Supplied data.
·····
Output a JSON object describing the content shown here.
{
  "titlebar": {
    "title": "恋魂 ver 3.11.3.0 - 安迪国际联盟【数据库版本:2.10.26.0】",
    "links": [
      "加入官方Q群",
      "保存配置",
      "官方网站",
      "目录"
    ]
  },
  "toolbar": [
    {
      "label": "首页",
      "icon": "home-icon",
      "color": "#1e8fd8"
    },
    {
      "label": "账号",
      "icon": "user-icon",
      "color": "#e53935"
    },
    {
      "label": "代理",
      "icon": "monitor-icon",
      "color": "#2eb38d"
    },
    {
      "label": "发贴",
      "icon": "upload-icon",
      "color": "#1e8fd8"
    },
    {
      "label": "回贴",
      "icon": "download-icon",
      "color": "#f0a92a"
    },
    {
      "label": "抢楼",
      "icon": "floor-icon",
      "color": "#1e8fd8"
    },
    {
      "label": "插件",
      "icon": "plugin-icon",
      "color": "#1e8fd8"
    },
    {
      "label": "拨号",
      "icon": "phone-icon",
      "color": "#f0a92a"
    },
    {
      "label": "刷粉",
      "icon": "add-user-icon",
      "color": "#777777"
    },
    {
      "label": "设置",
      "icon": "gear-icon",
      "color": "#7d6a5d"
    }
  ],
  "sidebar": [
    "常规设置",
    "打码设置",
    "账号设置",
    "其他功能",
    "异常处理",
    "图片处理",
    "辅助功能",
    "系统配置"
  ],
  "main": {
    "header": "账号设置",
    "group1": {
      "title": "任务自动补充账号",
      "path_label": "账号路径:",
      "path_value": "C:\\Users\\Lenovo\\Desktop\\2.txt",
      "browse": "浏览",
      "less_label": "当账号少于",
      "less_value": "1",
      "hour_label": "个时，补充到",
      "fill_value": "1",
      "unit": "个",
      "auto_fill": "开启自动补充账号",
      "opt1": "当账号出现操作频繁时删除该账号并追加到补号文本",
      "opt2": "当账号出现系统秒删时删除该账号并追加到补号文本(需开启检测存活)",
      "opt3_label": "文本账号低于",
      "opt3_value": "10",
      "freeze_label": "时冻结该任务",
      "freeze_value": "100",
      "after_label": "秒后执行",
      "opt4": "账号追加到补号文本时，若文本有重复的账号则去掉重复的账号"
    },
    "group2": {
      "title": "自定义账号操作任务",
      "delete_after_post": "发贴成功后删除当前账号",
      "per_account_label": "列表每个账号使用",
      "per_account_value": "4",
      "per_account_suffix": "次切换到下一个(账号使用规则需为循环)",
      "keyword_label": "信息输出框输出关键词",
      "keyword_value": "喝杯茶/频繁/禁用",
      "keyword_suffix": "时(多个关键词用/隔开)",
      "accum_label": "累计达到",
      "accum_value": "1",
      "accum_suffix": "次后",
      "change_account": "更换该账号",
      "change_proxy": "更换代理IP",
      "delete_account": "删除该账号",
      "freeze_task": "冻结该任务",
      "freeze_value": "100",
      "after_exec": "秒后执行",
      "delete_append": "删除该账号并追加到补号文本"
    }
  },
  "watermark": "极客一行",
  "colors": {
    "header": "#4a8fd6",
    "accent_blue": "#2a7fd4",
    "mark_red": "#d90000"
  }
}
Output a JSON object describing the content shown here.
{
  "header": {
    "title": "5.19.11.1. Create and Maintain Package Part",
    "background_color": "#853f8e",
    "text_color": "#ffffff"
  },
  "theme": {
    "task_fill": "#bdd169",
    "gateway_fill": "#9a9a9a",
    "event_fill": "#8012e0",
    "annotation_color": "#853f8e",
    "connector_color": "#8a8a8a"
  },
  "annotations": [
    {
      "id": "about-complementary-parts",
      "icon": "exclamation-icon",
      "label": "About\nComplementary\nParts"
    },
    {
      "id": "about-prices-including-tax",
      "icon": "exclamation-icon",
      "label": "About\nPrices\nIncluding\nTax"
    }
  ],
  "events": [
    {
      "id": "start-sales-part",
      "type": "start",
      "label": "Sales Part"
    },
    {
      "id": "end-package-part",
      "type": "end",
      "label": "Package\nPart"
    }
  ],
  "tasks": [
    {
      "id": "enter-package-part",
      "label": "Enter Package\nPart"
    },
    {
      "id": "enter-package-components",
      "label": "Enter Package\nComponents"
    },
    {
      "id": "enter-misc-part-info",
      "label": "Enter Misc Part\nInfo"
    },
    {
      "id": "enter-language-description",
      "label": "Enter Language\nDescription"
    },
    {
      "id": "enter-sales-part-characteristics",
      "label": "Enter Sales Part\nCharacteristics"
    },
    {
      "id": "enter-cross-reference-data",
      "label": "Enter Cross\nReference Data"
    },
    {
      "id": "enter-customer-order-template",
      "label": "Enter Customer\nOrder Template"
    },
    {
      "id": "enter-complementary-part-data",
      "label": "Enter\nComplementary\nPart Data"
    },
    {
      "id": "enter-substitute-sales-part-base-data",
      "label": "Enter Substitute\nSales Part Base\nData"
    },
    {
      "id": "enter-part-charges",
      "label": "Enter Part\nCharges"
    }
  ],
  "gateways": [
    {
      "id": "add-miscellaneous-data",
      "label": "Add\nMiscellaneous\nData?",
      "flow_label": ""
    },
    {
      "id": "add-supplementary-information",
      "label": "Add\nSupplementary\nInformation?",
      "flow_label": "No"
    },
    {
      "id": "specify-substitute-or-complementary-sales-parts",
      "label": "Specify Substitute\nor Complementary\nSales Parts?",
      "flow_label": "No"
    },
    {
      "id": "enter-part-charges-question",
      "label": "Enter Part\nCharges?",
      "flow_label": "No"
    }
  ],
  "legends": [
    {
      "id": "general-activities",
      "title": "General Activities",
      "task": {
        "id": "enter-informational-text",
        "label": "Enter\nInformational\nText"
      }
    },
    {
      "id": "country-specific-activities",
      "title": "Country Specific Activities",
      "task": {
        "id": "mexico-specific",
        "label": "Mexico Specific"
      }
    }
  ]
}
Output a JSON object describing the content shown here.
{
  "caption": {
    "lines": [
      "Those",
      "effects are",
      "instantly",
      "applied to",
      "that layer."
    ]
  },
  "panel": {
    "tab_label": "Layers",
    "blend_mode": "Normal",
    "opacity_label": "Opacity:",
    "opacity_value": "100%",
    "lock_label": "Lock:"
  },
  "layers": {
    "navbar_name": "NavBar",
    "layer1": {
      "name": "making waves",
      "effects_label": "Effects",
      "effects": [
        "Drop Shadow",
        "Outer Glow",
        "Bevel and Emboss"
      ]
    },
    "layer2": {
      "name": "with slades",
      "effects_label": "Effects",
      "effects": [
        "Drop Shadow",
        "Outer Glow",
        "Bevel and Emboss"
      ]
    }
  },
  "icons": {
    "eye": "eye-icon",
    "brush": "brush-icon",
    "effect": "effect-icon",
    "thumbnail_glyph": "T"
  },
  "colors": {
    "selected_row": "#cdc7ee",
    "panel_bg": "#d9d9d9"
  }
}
·····
To be done.
Return all the data above once more, precisely as given.

Solution for this task.
Output a JSON object describing the content shown here.
{
  "titlebar": {
    "title": "恋魂 ver 3.11.3.0 - 安迪国际联盟【数据库版本:2.10.26.0】",
    "links": [
      "加入官方Q群",
      "保存配置",
      "官方网站",
      "目录"
    ]
  },
  "toolbar": [
    {
      "label": "首页",
      "icon": "home-icon",
      "color": "#1e8fd8"
    },
    {
      "label": "账号",
      "icon": "user-icon",
      "color": "#e53935"
    },
    {
      "label": "代理",
      "icon": "monitor-icon",
      "color": "#2eb38d"
    },
    {
      "label": "发贴",
      "icon": "upload-icon",
      "color": "#1e8fd8"
    },
    {
      "label": "回贴",
      "icon": "download-icon",
      "color": "#f0a92a"
    },
    {
      "label": "抢楼",
      "icon": "floor-icon",
      "color": "#1e8fd8"
    },
    {
      "label": "插件",
      "icon": "plugin-icon",
      "color": "#1e8fd8"
    },
    {
      "label": "拨号",
      "icon": "phone-icon",
      "color": "#f0a92a"
    },
    {
      "label": "刷粉",
      "icon": "add-user-icon",
      "color": "#777777"
    },
    {
      "label": "设置",
      "icon": "gear-icon",
      "color": "#7d6a5d"
    }
  ],
  "sidebar": [
    "常规设置",
    "打码设置",
    "账号设置",
    "其他功能",
    "异常处理",
    "图片处理",
    "辅助功能",
    "系统配置"
  ],
  "main": {
    "header": "账号设置",
    "group1": {
      "title": "任务自动补充账号",
      "path_label": "账号路径:",
      "path_value": "C:\\Users\\Lenovo\\Desktop\\2.txt",
      "browse": "浏览",
      "less_label": "当账号少于",
      "less_value": "1",
      "hour_label": "个时，补充到",
      "fill_value": "1",
      "unit": "个",
      "auto_fill": "开启自动补充账号",
      "opt1": "当账号出现操作频繁时删除该账号并追加到补号文本",
      "opt2": "当账号出现系统秒删时删除该账号并追加到补号文本(需开启检测存活)",
      "opt3_label": "文本账号低于",
      "opt3_value": "10",
      "freeze_label": "时冻结该任务",
      "freeze_value": "100",
      "after_label": "秒后执行",
      "opt4": "账号追加到补号文本时，若文本有重复的账号则去掉重复的账号"
    },
    "group2": {
      "title": "自定义账号操作任务",
      "delete_after_post": "发贴成功后删除当前账号",
      "per_account_label": "列表每个账号使用",
      "per_account_value": "4",
      "per_account_suffix": "次切换到下一个(账号使用规则需为循环)",
      "keyword_label": "信息输出框输出关键词",
      "keyword_value": "喝杯茶/频繁/禁用",
      "keyword_suffix": "时(多个关键词用/隔开)",
      "accum_label": "累计达到",
      "accum_value": "1",
      "accum_suffix": "次后",
      "change_account": "更换该账号",
      "change_proxy": "更换代理IP",
      "delete_account": "删除该账号",
      "freeze_task": "冻结该任务",
      "freeze_value": "100",
      "after_exec": "秒后执行",
      "delete_append": "删除该账号并追加到补号文本"
    }
  },
  "watermark": "极客一行",
  "colors": {
    "header": "#4a8fd6",
    "accent_blue": "#2a7fd4",
    "mark_red": "#d90000"
  }
}
Output a JSON object describing the content shown here.
{
  "header": {
    "title": "5.19.11.1. Create and Maintain Package Part",
    "background_color": "#853f8e",
    "text_color": "#ffffff"
  },
  "theme": {
    "task_fill": "#bdd169",
    "gateway_fill": "#9a9a9a",
    "event_fill": "#8012e0",
    "annotation_color": "#853f8e",
    "connector_color": "#8a8a8a"
  },
  "annotations": [
    {
      "id": "about-complementary-parts",
      "icon": "exclamation-icon",
      "label": "About\nComplementary\nParts"
    },
    {
      "id": "about-prices-including-tax",
      "icon": "exclamation-icon",
      "label": "About\nPrices\nIncluding\nTax"
    }
  ],
  "events": [
    {
      "id": "start-sales-part",
      "type": "start",
      "label": "Sales Part"
    },
    {
      "id": "end-package-part",
      "type": "end",
      "label": "Package\nPart"
    }
  ],
  "tasks": [
    {
      "id": "enter-package-part",
      "label": "Enter Package\nPart"
    },
    {
      "id": "enter-package-components",
      "label": "Enter Package\nComponents"
    },
    {
      "id": "enter-misc-part-info",
      "label": "Enter Misc Part\nInfo"
    },
    {
      "id": "enter-language-description",
      "label": "Enter Language\nDescription"
    },
    {
      "id": "enter-sales-part-characteristics",
      "label": "Enter Sales Part\nCharacteristics"
    },
    {
      "id": "enter-cross-reference-data",
      "label": "Enter Cross\nReference Data"
    },
    {
      "id": "enter-customer-order-template",
      "label": "Enter Customer\nOrder Template"
    },
    {
      "id": "enter-complementary-part-data",
      "label": "Enter\nComplementary\nPart Data"
    },
    {
      "id": "enter-substitute-sales-part-base-data",
      "label": "Enter Substitute\nSales Part Base\nData"
    },
    {
      "id": "enter-part-charges",
      "label": "Enter Part\nCharges"
    }
  ],
  "gateways": [
    {
      "id": "add-miscellaneous-data",
      "label": "Add\nMiscellaneous\nData?",
      "flow_label": ""
    },
    {
      "id": "add-supplementary-information",
      "label": "Add\nSupplementary\nInformation?",
      "flow_label": "No"
    },
    {
      "id": "specify-substitute-or-complementary-sales-parts",
      "label": "Specify Substitute\nor Complementary\nSales Parts?",
      "flow_label": "No"
    },
    {
      "id": "enter-part-charges-question",
      "label": "Enter Part\nCharges?",
      "flow_label": "No"
    }
  ],
  "legends": [
    {
      "id": "general-activities",
      "title": "General Activities",
      "task": {
        "id": "enter-informational-text",
        "label": "Enter\nInformational\nText"
      }
    },
    {
      "id": "country-specific-activities",
      "title": "Country Specific Activities",
      "task": {
        "id": "mexico-specific",
        "label": "Mexico Specific"
      }
    }
  ]
}
Output a JSON object describing the content shown here.
{
  "caption": {
    "lines": [
      "Those",
      "effects are",
      "instantly",
      "applied to",
      "that layer."
    ]
  },
  "panel": {
    "tab_label": "Layers",
    "blend_mode": "Normal",
    "opacity_label": "Opacity:",
    "opacity_value": "100%",
    "lock_label": "Lock:"
  },
  "layers": {
    "navbar_name": "NavBar",
    "layer1": {
      "name": "making waves",
      "effects_label": "Effects",
      "effects": [
        "Drop Shadow",
        "Outer Glow",
        "Bevel and Emboss"
      ]
    },
    "layer2": {
      "name": "with slades",
      "effects_label": "Effects",
      "effects": [
        "Drop Shadow",
        "Outer Glow",
        "Bevel and Emboss"
      ]
    }
  },
  "icons": {
    "eye": "eye-icon",
    "brush": "brush-icon",
    "effect": "effect-icon",
    "thumbnail_glyph": "T"
  },
  "colors": {
    "selected_row": "#cdc7ee",
    "panel_bg": "#d9d9d9"
  }
}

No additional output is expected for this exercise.